++++ DATA SUPPLIED

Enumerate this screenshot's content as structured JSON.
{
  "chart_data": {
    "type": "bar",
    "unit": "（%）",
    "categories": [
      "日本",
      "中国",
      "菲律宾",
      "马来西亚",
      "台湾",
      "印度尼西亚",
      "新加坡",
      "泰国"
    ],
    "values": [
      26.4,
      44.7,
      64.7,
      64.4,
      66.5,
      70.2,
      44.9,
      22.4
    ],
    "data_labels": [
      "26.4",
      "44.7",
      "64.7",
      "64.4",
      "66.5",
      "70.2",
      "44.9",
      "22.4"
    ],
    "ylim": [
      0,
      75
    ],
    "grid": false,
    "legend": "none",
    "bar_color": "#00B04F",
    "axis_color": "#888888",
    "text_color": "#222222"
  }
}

++++++++

▸ WRITTEN INSTRUCTION: Retype the listing above in full, with no alterations.

▸ RESULT FOR THIS EXERCISE:
Enumerate this screenshot's content as structured JSON.
{
  "chart_data": {
    "type": "bar",
    "unit": "（%）",
    "categories": [
      "日本",
      "中国",
      "菲律宾",
      "马来西亚",
      "台湾",
      "印度尼西亚",
      "新加坡",
      "泰国"
    ],
    "values": [
      26.4,
      44.7,
      64.7,
      64.4,
      66.5,
      70.2,
      44.9,
      22.4
    ],
    "data_labels": [
      "26.4",
      "44.7",
      "64.7",
      "64.4",
      "66.5",
      "70.2",
      "44.9",
      "22.4"
    ],
    "ylim": [
      0,
      75
    ],
    "grid": false,
    "legend": "none",
    "bar_color": "#00B04F",
    "axis_color": "#888888",
    "text_color": "#222222"
  }
}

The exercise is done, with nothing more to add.